> TO DO
Across the listing below, how many lines hold "screenshot"? Reply with the number by itself.
## Begin GIVEN DATA
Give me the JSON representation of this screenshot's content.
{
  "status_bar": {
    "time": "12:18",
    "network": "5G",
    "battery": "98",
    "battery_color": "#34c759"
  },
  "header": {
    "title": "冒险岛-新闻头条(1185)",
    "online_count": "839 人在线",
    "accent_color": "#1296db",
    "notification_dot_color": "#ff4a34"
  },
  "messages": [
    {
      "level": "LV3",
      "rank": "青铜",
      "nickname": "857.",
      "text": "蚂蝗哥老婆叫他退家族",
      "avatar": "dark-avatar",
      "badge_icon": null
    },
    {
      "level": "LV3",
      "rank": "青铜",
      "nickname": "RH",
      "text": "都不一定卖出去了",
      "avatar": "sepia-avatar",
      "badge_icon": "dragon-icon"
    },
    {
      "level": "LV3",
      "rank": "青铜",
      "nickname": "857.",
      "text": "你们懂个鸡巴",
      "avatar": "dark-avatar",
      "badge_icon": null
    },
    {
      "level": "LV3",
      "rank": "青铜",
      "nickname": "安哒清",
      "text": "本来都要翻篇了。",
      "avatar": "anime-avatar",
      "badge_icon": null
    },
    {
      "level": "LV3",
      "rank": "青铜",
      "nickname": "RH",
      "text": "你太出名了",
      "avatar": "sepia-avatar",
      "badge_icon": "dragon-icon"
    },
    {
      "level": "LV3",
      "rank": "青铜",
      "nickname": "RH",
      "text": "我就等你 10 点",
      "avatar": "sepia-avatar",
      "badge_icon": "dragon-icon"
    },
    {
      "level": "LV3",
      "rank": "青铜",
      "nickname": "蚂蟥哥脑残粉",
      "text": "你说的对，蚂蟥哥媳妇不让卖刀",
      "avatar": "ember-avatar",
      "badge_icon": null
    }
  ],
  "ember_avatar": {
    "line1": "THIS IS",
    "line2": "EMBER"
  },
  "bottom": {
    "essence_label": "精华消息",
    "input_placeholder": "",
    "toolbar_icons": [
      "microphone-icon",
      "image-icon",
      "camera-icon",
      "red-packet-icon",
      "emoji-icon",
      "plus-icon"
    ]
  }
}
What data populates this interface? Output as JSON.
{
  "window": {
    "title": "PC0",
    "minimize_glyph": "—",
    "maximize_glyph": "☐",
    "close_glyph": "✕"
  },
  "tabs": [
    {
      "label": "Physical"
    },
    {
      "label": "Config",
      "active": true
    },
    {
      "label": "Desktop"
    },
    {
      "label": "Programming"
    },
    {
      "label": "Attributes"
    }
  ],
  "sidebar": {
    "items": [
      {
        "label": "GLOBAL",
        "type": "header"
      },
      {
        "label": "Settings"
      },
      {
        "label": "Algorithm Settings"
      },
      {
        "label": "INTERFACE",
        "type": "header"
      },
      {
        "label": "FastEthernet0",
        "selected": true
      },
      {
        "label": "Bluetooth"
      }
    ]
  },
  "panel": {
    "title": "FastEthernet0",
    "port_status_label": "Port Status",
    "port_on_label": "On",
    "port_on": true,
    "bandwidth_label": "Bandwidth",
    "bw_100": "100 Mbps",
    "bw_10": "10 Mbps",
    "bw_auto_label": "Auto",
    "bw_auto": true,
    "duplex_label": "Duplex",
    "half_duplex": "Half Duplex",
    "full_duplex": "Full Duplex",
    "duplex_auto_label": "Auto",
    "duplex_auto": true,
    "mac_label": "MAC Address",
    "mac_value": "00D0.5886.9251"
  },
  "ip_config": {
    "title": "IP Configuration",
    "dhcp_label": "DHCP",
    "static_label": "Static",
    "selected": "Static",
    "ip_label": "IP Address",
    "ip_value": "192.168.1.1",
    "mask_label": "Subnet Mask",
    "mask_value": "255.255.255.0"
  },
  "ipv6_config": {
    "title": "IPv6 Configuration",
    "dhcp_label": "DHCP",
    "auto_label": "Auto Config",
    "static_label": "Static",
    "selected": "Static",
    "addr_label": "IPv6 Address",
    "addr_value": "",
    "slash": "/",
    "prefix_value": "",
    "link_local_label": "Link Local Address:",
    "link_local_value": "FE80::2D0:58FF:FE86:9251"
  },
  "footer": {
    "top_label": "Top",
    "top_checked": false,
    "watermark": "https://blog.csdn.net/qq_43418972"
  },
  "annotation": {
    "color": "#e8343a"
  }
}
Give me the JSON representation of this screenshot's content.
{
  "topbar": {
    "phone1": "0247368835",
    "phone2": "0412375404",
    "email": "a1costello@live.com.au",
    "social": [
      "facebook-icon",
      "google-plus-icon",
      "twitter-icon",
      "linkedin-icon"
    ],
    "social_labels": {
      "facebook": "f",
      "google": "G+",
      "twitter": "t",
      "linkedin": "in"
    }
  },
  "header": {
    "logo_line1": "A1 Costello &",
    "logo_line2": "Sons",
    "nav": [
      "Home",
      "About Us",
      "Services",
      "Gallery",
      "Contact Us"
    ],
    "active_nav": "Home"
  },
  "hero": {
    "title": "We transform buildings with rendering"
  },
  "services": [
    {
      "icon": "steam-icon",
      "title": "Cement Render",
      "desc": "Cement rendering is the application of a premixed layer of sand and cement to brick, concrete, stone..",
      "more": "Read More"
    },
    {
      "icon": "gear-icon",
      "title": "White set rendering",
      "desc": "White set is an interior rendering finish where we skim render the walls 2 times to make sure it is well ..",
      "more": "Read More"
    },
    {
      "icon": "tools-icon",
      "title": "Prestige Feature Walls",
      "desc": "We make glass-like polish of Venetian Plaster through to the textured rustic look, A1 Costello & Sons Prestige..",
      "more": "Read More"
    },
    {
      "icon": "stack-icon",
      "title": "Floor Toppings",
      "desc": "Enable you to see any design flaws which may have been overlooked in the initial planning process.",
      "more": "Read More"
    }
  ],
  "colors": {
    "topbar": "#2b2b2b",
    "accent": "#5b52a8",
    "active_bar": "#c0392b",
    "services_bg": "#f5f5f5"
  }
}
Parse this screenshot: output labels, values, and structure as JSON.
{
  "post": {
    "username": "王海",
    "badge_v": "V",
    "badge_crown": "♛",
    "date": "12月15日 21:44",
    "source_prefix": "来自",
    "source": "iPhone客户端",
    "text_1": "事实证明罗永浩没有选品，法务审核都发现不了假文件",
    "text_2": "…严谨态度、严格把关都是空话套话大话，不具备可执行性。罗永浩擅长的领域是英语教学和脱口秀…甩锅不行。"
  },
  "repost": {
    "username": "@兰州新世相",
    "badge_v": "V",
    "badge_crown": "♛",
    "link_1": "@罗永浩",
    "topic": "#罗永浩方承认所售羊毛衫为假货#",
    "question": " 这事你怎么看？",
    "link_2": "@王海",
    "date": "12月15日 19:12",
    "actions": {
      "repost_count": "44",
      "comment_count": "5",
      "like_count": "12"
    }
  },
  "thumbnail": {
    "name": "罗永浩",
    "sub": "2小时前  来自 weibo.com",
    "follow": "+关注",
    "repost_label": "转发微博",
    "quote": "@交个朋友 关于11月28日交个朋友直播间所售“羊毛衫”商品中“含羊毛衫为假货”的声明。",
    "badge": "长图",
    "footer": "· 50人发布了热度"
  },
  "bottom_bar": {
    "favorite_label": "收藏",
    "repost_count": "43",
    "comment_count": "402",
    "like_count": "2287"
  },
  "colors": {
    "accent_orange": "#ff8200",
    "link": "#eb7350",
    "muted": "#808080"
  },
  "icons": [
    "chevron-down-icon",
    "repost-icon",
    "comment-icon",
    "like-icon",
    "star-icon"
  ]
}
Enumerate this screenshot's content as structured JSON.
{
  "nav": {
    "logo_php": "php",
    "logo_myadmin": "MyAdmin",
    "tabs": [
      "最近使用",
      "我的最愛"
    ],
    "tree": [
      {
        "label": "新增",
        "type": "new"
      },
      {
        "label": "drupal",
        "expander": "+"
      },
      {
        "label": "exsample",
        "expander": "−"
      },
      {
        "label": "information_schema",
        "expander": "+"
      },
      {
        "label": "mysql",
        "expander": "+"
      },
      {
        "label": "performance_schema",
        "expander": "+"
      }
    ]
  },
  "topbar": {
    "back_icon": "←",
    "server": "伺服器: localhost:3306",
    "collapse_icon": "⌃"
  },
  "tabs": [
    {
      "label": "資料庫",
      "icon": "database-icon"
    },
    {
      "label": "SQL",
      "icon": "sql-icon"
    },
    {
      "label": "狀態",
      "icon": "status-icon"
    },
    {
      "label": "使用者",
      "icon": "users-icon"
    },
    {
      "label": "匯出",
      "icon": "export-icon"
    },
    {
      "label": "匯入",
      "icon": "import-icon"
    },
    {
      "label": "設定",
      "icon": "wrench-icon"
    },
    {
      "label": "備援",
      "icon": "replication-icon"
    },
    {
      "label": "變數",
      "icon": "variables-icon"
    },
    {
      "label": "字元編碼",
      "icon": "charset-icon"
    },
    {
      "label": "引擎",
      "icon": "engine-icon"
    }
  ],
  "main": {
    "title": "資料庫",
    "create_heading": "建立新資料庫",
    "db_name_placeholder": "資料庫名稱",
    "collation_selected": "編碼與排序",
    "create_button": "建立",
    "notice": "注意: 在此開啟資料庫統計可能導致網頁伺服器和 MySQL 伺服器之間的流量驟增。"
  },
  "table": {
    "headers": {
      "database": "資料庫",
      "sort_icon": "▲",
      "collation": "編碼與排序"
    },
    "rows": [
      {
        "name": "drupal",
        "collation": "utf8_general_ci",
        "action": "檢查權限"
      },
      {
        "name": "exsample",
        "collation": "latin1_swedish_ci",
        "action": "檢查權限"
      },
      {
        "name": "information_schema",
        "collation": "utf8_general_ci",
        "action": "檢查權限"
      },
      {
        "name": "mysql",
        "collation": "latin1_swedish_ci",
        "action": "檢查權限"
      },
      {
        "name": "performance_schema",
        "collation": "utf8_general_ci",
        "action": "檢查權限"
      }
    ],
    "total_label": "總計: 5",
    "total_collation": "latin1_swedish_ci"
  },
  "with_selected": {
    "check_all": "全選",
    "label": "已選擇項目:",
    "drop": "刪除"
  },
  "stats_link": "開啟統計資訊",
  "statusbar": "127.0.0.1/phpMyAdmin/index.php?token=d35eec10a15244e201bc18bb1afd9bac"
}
## End GIVEN DATA
> TASK SOLUTION
4